Set exercise
Write out all the entries word for word and omit any pictures.

─── Data entries ───

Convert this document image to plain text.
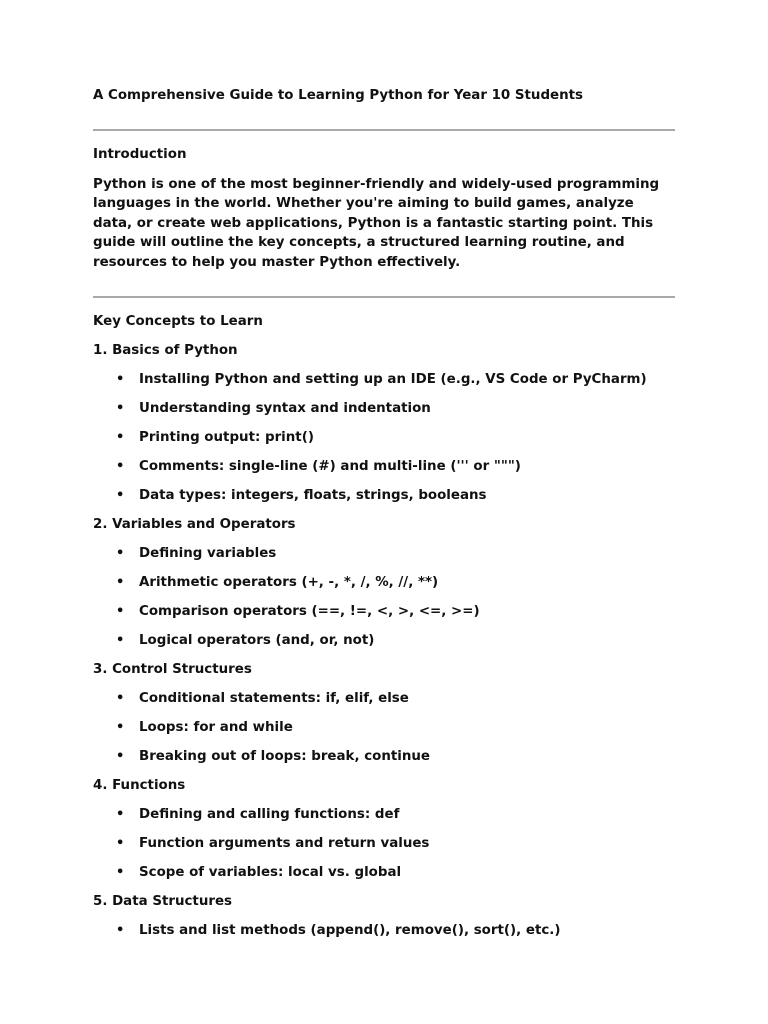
A Comprehensive Guide to Learning Python for Year 10 Students
Introduction

Python is one of the most beginner-friendly and widely-used programming languages in the world. Whether you're aiming to build games, analyze data, or create web applications, Python is a fantastic starting point. This guide will outline the key concepts, a structured learning routine, and resources to help you master Python effectively.

Key Concepts to Learn
1. Basics of Python
• Installing Python and setting up an IDE (e.g., VS Code or PyCharm)
• Understanding syntax and indentation
• Printing output: print()
• Comments: single-line (#) and multi-line (''' or """)
• Data types: integers, floats, strings, booleans
2. Variables and Operators
• Defining variables
• Arithmetic operators (+, -, *, /, %, //, **)
• Comparison operators (==, !=, <, >, <=, >=)
• Logical operators (and, or, not)
3. Control Structures
• Conditional statements: if, elif, else
• Loops: for and while
• Breaking out of loops: break, continue
4. Functions
• Defining and calling functions: def
• Function arguments and return values
• Scope of variables: local vs. global
5. Data Structures
• Lists and list methods (append(), remove(), sort(), etc.)
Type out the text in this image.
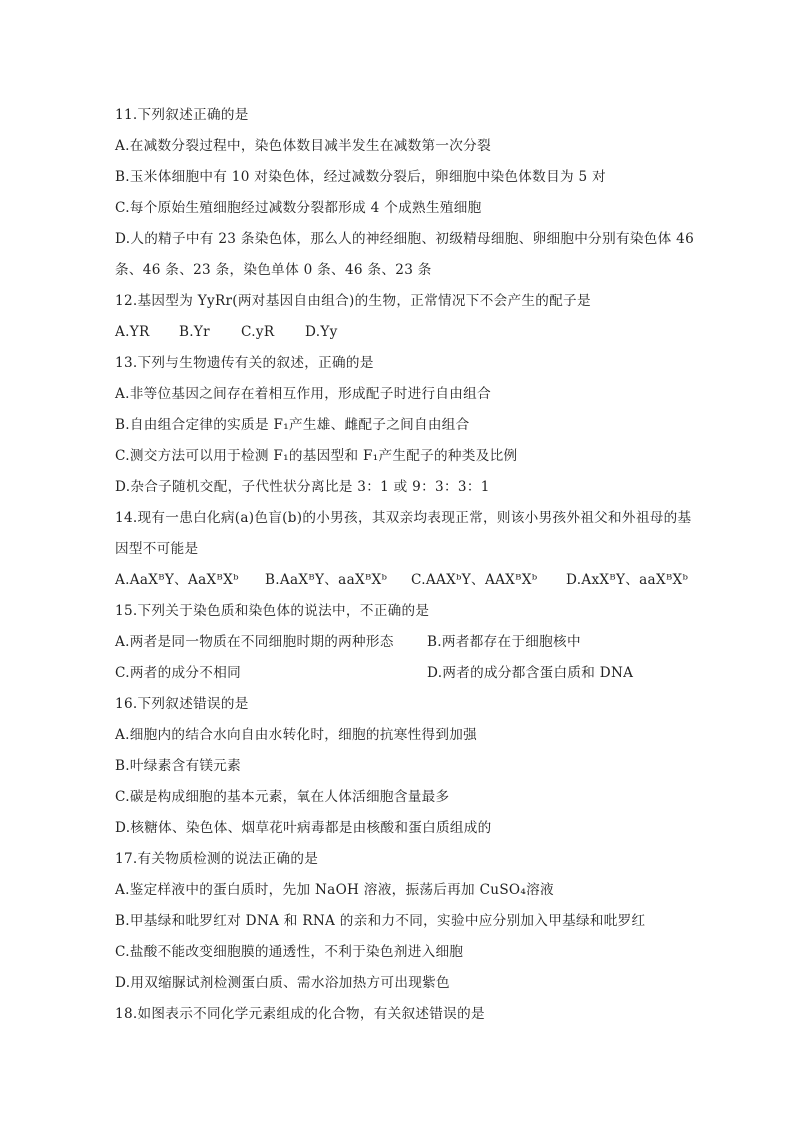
11.下列叙述正确的是
A.在减数分裂过程中，染色体数目减半发生在减数第一次分裂
B.玉米体细胞中有 10 对染色体，经过减数分裂后，卵细胞中染色体数目为 5 对
C.每个原始生殖细胞经过减数分裂都形成 4 个成熟生殖细胞
D.人的精子中有 23 条染色体，那么人的神经细胞、初级精母细胞、卵细胞中分别有染色体 46
条、46 条、23 条，染色单体 0 条、46 条、23 条
12.基因型为 YyRr(两对基因自由组合)的生物，正常情况下不会产生的配子是
A.YR B.Yr C.yR D.Yy
13.下列与生物遗传有关的叙述，正确的是
A.非等位基因之间存在着相互作用，形成配子时进行自由组合
B.自由组合定律的实质是 F₁产生雄、雌配子之间自由组合
C.测交方法可以用于检测 F₁的基因型和 F₁产生配子的种类及比例
D.杂合子随机交配，子代性状分离比是 3：1 或 9：3：3：1
14.现有一患白化病(a)色盲(b)的小男孩，其双亲均表现正常，则该小男孩外祖父和外祖母的基
因型不可能是
A.AaXᴮY、AaXᴮXᵇ B.AaXᴮY、aaXᴮXᵇ C.AAXᵇY、AAXᴮXᵇ D.AxXᴮY、aaXᴮXᵇ
15.下列关于染色质和染色体的说法中，不正确的是
A.两者是同一物质在不同细胞时期的两种形态 B.两者都存在于细胞核中
C.两者的成分不相同	D.两者的成分都含蛋白质和 DNA
16.下列叙述错误的是
A.细胞内的结合水向自由水转化时，细胞的抗寒性得到加强
B.叶绿素含有镁元素
C.碳是构成细胞的基本元素，氧在人体活细胞含量最多
D.核糖体、染色体、烟草花叶病毒都是由核酸和蛋白质组成的
17.有关物质检测的说法正确的是
A.鉴定样液中的蛋白质时，先加 NaOH 溶液，振荡后再加 CuSO₄溶液
B.甲基绿和吡罗红对 DNA 和 RNA 的亲和力不同，实验中应分别加入甲基绿和吡罗红
C.盐酸不能改变细胞膜的通透性，不利于染色剂进入细胞
D.用双缩脲试剂检测蛋白质、需水浴加热方可出现紫色
18.如图表示不同化学元素组成的化合物，有关叙述错误的是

───

Full answer
Convert this document image to plain text.
A Comprehensive Guide to Learning Python for Year 10 Students
Introduction

Python is one of the most beginner-friendly and widely-used programming languages in the world. Whether you're aiming to build games, analyze data, or create web applications, Python is a fantastic starting point. This guide will outline the key concepts, a structured learning routine, and resources to help you master Python effectively.

Key Concepts to Learn
1. Basics of Python
• Installing Python and setting up an IDE (e.g., VS Code or PyCharm)
• Understanding syntax and indentation
• Printing output: print()
• Comments: single-line (#) and multi-line (''' or """)
• Data types: integers, floats, strings, booleans
2. Variables and Operators
• Defining variables
• Arithmetic operators (+, -, *, /, %, //, **)
• Comparison operators (==, !=, <, >, <=, >=)
• Logical operators (and, or, not)
3. Control Structures
• Conditional statements: if, elif, else
• Loops: for and while
• Breaking out of loops: break, continue
4. Functions
• Defining and calling functions: def
• Function arguments and return values
• Scope of variables: local vs. global
5. Data Structures
• Lists and list methods (append(), remove(), sort(), etc.)
Type out the text in this image.
11.下列叙述正确的是
A.在减数分裂过程中，染色体数目减半发生在减数第一次分裂
B.玉米体细胞中有 10 对染色体，经过减数分裂后，卵细胞中染色体数目为 5 对
C.每个原始生殖细胞经过减数分裂都形成 4 个成熟生殖细胞
D.人的精子中有 23 条染色体，那么人的神经细胞、初级精母细胞、卵细胞中分别有染色体 46
条、46 条、23 条，染色单体 0 条、46 条、23 条
12.基因型为 YyRr(两对基因自由组合)的生物，正常情况下不会产生的配子是
A.YR B.Yr C.yR D.Yy
13.下列与生物遗传有关的叙述，正确的是
A.非等位基因之间存在着相互作用，形成配子时进行自由组合
B.自由组合定律的实质是 F₁产生雄、雌配子之间自由组合
C.测交方法可以用于检测 F₁的基因型和 F₁产生配子的种类及比例
D.杂合子随机交配，子代性状分离比是 3：1 或 9：3：3：1
14.现有一患白化病(a)色盲(b)的小男孩，其双亲均表现正常，则该小男孩外祖父和外祖母的基
因型不可能是
A.AaXᴮY、AaXᴮXᵇ B.AaXᴮY、aaXᴮXᵇ C.AAXᵇY、AAXᴮXᵇ D.AxXᴮY、aaXᴮXᵇ
15.下列关于染色质和染色体的说法中，不正确的是
A.两者是同一物质在不同细胞时期的两种形态 B.两者都存在于细胞核中
C.两者的成分不相同	D.两者的成分都含蛋白质和 DNA
16.下列叙述错误的是
A.细胞内的结合水向自由水转化时，细胞的抗寒性得到加强
B.叶绿素含有镁元素
C.碳是构成细胞的基本元素，氧在人体活细胞含量最多
D.核糖体、染色体、烟草花叶病毒都是由核酸和蛋白质组成的
17.有关物质检测的说法正确的是
A.鉴定样液中的蛋白质时，先加 NaOH 溶液，振荡后再加 CuSO₄溶液
B.甲基绿和吡罗红对 DNA 和 RNA 的亲和力不同，实验中应分别加入甲基绿和吡罗红
C.盐酸不能改变细胞膜的通透性，不利于染色剂进入细胞
D.用双缩脲试剂检测蛋白质、需水浴加热方可出现紫色
18.如图表示不同化学元素组成的化合物，有关叙述错误的是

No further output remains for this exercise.